Set exercise >>
Report each line of the data that has "this" somewhere in it.

Source material >>
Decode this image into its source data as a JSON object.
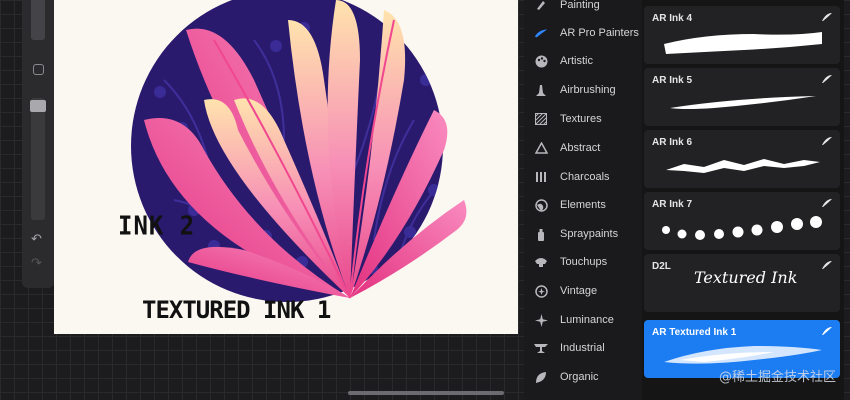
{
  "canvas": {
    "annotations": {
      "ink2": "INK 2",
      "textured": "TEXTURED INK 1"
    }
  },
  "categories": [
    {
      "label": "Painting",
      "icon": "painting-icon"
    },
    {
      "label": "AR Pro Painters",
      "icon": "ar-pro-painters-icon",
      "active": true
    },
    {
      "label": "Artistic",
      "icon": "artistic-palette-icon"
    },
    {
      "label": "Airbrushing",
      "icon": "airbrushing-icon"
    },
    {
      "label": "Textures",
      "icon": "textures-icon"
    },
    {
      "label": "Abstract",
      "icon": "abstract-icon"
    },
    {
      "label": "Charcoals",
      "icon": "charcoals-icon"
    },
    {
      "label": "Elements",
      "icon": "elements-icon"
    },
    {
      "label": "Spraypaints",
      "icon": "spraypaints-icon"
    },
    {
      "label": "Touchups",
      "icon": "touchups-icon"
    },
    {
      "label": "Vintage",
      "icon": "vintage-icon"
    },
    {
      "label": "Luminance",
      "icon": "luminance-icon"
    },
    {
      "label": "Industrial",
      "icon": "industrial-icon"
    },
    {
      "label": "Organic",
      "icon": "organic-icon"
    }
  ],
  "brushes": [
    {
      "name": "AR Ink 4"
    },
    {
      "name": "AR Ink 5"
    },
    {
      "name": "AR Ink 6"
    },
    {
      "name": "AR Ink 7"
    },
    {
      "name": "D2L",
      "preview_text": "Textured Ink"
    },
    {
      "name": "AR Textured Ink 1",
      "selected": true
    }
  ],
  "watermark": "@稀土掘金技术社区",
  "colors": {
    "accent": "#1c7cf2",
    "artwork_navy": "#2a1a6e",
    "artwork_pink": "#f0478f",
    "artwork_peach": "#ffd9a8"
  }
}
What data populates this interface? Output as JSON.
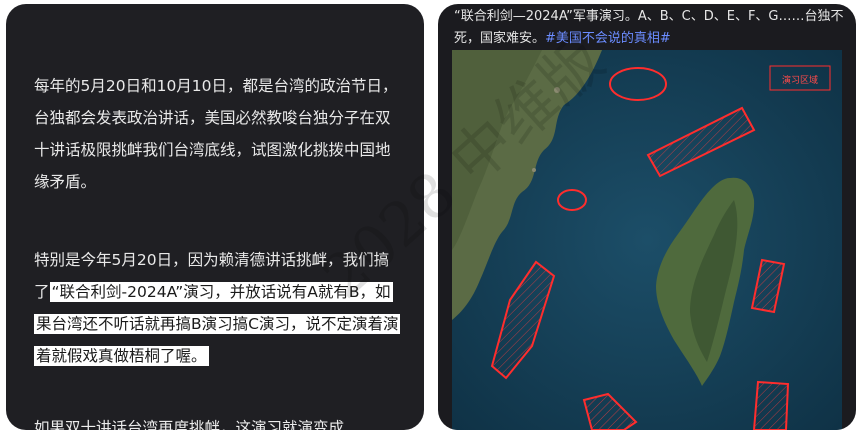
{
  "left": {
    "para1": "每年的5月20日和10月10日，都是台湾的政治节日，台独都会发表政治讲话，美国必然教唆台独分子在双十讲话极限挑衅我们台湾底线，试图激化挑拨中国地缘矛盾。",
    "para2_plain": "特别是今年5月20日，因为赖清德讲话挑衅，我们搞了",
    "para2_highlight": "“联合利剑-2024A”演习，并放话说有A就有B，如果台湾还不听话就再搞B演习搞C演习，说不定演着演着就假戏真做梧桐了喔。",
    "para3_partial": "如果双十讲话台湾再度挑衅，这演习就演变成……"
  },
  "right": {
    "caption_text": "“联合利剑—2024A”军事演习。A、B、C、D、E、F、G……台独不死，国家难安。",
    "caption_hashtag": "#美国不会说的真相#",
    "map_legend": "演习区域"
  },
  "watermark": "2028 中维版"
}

Completed exercise >>
Decode this image into its source data as a JSON object.
What data populates this interface? Output as JSON.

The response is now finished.